• _Task material_:
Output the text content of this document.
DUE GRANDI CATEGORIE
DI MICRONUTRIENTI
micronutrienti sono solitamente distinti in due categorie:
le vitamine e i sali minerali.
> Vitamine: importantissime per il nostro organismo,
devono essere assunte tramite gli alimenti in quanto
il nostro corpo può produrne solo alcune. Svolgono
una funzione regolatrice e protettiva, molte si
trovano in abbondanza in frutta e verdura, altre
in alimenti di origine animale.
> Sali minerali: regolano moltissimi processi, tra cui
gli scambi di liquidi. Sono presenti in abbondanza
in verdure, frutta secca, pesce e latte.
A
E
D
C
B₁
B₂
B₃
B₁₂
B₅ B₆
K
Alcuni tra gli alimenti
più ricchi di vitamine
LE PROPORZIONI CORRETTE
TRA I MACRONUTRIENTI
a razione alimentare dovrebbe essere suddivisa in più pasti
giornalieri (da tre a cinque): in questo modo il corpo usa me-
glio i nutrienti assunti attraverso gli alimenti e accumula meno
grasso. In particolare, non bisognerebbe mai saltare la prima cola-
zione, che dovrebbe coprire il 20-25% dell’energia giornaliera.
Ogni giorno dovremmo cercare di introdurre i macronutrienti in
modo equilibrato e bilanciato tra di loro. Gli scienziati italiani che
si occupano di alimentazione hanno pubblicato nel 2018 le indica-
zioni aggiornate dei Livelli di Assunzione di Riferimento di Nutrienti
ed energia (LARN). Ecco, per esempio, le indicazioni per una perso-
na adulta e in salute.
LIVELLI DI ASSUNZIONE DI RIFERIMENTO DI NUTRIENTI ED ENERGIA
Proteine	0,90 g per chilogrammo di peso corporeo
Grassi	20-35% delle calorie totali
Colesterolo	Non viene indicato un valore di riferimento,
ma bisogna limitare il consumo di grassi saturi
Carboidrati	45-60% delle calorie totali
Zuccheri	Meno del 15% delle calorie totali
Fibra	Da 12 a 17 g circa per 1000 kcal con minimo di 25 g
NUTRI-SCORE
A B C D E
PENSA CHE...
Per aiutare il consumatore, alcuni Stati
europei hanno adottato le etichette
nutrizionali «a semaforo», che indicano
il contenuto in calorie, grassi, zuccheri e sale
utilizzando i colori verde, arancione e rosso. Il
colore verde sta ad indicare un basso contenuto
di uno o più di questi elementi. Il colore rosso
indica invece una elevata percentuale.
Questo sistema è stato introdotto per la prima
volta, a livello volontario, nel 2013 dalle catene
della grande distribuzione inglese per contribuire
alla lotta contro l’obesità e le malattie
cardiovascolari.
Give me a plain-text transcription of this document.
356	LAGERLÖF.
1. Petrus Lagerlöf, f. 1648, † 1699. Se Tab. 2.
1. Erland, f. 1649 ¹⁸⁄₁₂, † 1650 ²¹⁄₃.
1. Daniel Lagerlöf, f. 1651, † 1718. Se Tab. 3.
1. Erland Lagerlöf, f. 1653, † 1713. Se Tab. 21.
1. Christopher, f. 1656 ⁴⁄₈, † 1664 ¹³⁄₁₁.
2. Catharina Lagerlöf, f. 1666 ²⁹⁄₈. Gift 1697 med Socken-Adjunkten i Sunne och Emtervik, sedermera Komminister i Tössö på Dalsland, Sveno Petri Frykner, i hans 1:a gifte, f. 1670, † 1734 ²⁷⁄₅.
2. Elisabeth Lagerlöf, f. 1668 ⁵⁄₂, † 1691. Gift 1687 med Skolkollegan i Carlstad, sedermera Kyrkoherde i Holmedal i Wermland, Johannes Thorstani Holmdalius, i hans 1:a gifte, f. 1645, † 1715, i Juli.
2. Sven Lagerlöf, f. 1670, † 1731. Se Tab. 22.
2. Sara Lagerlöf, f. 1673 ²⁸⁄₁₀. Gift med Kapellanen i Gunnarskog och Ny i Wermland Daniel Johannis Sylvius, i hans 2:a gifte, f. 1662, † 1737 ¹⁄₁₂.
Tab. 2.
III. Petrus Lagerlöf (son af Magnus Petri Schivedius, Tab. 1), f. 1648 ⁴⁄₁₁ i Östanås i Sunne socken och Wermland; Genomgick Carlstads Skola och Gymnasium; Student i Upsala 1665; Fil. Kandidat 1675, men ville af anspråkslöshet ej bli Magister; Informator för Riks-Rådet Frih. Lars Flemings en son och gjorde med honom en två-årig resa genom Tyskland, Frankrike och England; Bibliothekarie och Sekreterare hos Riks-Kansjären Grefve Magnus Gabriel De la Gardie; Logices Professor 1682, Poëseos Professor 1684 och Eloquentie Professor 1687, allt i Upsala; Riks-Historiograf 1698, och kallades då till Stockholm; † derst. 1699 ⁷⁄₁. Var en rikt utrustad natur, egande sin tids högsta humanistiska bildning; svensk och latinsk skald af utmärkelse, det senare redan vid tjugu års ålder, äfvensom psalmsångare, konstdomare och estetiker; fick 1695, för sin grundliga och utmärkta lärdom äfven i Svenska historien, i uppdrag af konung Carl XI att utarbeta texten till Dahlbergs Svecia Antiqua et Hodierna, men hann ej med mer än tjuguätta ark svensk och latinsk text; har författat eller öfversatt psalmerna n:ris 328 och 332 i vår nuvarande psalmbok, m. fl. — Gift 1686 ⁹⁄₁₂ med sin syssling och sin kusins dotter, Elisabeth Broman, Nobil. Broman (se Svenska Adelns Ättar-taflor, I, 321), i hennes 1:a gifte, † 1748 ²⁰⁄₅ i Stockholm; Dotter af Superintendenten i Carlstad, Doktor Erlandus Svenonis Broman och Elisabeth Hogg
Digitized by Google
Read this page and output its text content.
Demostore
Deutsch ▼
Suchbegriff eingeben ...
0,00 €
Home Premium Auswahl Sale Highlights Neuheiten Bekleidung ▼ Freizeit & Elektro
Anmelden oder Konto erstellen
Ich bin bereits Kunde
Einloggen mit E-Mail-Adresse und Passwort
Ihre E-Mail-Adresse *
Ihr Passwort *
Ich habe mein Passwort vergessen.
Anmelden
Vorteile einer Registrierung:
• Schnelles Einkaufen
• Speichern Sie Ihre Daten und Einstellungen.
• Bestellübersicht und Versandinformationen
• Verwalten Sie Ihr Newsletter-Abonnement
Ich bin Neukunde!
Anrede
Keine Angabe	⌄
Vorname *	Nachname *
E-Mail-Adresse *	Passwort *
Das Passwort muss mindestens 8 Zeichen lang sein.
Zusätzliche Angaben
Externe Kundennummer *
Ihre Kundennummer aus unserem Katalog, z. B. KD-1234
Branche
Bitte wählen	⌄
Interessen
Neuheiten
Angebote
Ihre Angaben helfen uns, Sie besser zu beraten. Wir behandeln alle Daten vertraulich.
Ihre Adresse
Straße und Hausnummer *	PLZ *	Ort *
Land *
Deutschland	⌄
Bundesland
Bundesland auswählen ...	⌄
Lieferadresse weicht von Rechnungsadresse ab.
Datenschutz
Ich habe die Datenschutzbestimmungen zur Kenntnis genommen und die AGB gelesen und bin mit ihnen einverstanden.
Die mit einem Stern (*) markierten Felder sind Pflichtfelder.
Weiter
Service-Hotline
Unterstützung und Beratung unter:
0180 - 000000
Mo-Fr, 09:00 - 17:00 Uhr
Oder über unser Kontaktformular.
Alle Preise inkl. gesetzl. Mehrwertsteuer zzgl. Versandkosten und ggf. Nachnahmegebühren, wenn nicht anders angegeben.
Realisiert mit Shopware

• _Action item_: Set down each line exactly as it appears in the data.

• _Answer to this exercise_:
Output the text content of this document.
DUE GRANDI CATEGORIE
DI MICRONUTRIENTI
micronutrienti sono solitamente distinti in due categorie:
le vitamine e i sali minerali.
> Vitamine: importantissime per il nostro organismo,
devono essere assunte tramite gli alimenti in quanto
il nostro corpo può produrne solo alcune. Svolgono
una funzione regolatrice e protettiva, molte si
trovano in abbondanza in frutta e verdura, altre
in alimenti di origine animale.
> Sali minerali: regolano moltissimi processi, tra cui
gli scambi di liquidi. Sono presenti in abbondanza
in verdure, frutta secca, pesce e latte.
A
E
D
C
B₁
B₂
B₃
B₁₂
B₅ B₆
K
Alcuni tra gli alimenti
più ricchi di vitamine
LE PROPORZIONI CORRETTE
TRA I MACRONUTRIENTI
a razione alimentare dovrebbe essere suddivisa in più pasti
giornalieri (da tre a cinque): in questo modo il corpo usa me-
glio i nutrienti assunti attraverso gli alimenti e accumula meno
grasso. In particolare, non bisognerebbe mai saltare la prima cola-
zione, che dovrebbe coprire il 20-25% dell’energia giornaliera.
Ogni giorno dovremmo cercare di introdurre i macronutrienti in
modo equilibrato e bilanciato tra di loro. Gli scienziati italiani che
si occupano di alimentazione hanno pubblicato nel 2018 le indica-
zioni aggiornate dei Livelli di Assunzione di Riferimento di Nutrienti
ed energia (LARN). Ecco, per esempio, le indicazioni per una perso-
na adulta e in salute.
LIVELLI DI ASSUNZIONE DI RIFERIMENTO DI NUTRIENTI ED ENERGIA
Proteine	0,90 g per chilogrammo di peso corporeo
Grassi	20-35% delle calorie totali
Colesterolo	Non viene indicato un valore di riferimento,
ma bisogna limitare il consumo di grassi saturi
Carboidrati	45-60% delle calorie totali
Zuccheri	Meno del 15% delle calorie totali
Fibra	Da 12 a 17 g circa per 1000 kcal con minimo di 25 g
NUTRI-SCORE
A B C D E
PENSA CHE...
Per aiutare il consumatore, alcuni Stati
europei hanno adottato le etichette
nutrizionali «a semaforo», che indicano
il contenuto in calorie, grassi, zuccheri e sale
utilizzando i colori verde, arancione e rosso. Il
colore verde sta ad indicare un basso contenuto
di uno o più di questi elementi. Il colore rosso
indica invece una elevata percentuale.
Questo sistema è stato introdotto per la prima
volta, a livello volontario, nel 2013 dalle catene
della grande distribuzione inglese per contribuire
alla lotta contro l’obesità e le malattie
cardiovascolari.
Give me a plain-text transcription of this document.
356	LAGERLÖF.
1. Petrus Lagerlöf, f. 1648, † 1699. Se Tab. 2.
1. Erland, f. 1649 ¹⁸⁄₁₂, † 1650 ²¹⁄₃.
1. Daniel Lagerlöf, f. 1651, † 1718. Se Tab. 3.
1. Erland Lagerlöf, f. 1653, † 1713. Se Tab. 21.
1. Christopher, f. 1656 ⁴⁄₈, † 1664 ¹³⁄₁₁.
2. Catharina Lagerlöf, f. 1666 ²⁹⁄₈. Gift 1697 med Socken-Adjunkten i Sunne och Emtervik, sedermera Komminister i Tössö på Dalsland, Sveno Petri Frykner, i hans 1:a gifte, f. 1670, † 1734 ²⁷⁄₅.
2. Elisabeth Lagerlöf, f. 1668 ⁵⁄₂, † 1691. Gift 1687 med Skolkollegan i Carlstad, sedermera Kyrkoherde i Holmedal i Wermland, Johannes Thorstani Holmdalius, i hans 1:a gifte, f. 1645, † 1715, i Juli.
2. Sven Lagerlöf, f. 1670, † 1731. Se Tab. 22.
2. Sara Lagerlöf, f. 1673 ²⁸⁄₁₀. Gift med Kapellanen i Gunnarskog och Ny i Wermland Daniel Johannis Sylvius, i hans 2:a gifte, f. 1662, † 1737 ¹⁄₁₂.
Tab. 2.
III. Petrus Lagerlöf (son af Magnus Petri Schivedius, Tab. 1), f. 1648 ⁴⁄₁₁ i Östanås i Sunne socken och Wermland; Genomgick Carlstads Skola och Gymnasium; Student i Upsala 1665; Fil. Kandidat 1675, men ville af anspråkslöshet ej bli Magister; Informator för Riks-Rådet Frih. Lars Flemings en son och gjorde med honom en två-årig resa genom Tyskland, Frankrike och England; Bibliothekarie och Sekreterare hos Riks-Kansjären Grefve Magnus Gabriel De la Gardie; Logices Professor 1682, Poëseos Professor 1684 och Eloquentie Professor 1687, allt i Upsala; Riks-Historiograf 1698, och kallades då till Stockholm; † derst. 1699 ⁷⁄₁. Var en rikt utrustad natur, egande sin tids högsta humanistiska bildning; svensk och latinsk skald af utmärkelse, det senare redan vid tjugu års ålder, äfvensom psalmsångare, konstdomare och estetiker; fick 1695, för sin grundliga och utmärkta lärdom äfven i Svenska historien, i uppdrag af konung Carl XI att utarbeta texten till Dahlbergs Svecia Antiqua et Hodierna, men hann ej med mer än tjuguätta ark svensk och latinsk text; har författat eller öfversatt psalmerna n:ris 328 och 332 i vår nuvarande psalmbok, m. fl. — Gift 1686 ⁹⁄₁₂ med sin syssling och sin kusins dotter, Elisabeth Broman, Nobil. Broman (se Svenska Adelns Ättar-taflor, I, 321), i hennes 1:a gifte, † 1748 ²⁰⁄₅ i Stockholm; Dotter af Superintendenten i Carlstad, Doktor Erlandus Svenonis Broman och Elisabeth Hogg
Digitized by Google
Read this page and output its text content.
Demostore
Deutsch ▼
Suchbegriff eingeben ...
0,00 €
Home Premium Auswahl Sale Highlights Neuheiten Bekleidung ▼ Freizeit & Elektro
Anmelden oder Konto erstellen
Ich bin bereits Kunde
Einloggen mit E-Mail-Adresse und Passwort
Ihre E-Mail-Adresse *
Ihr Passwort *
Ich habe mein Passwort vergessen.
Anmelden
Vorteile einer Registrierung:
• Schnelles Einkaufen
• Speichern Sie Ihre Daten und Einstellungen.
• Bestellübersicht und Versandinformationen
• Verwalten Sie Ihr Newsletter-Abonnement
Ich bin Neukunde!
Anrede
Keine Angabe	⌄
Vorname *	Nachname *
E-Mail-Adresse *	Passwort *
Das Passwort muss mindestens 8 Zeichen lang sein.
Zusätzliche Angaben
Externe Kundennummer *
Ihre Kundennummer aus unserem Katalog, z. B. KD-1234
Branche
Bitte wählen	⌄
Interessen
Neuheiten
Angebote
Ihre Angaben helfen uns, Sie besser zu beraten. Wir behandeln alle Daten vertraulich.
Ihre Adresse
Straße und Hausnummer *	PLZ *	Ort *
Land *
Deutschland	⌄
Bundesland
Bundesland auswählen ...	⌄
Lieferadresse weicht von Rechnungsadresse ab.
Datenschutz
Ich habe die Datenschutzbestimmungen zur Kenntnis genommen und die AGB gelesen und bin mit ihnen einverstanden.
Die mit einem Stern (*) markierten Felder sind Pflichtfelder.
Weiter
Service-Hotline
Unterstützung und Beratung unter:
0180 - 000000
Mo-Fr, 09:00 - 17:00 Uhr
Oder über unser Kontaktformular.
Alle Preise inkl. gesetzl. Mehrwertsteuer zzgl. Versandkosten und ggf. Nachnahmegebühren, wenn nicht anders angegeben.
Realisiert mit Shopware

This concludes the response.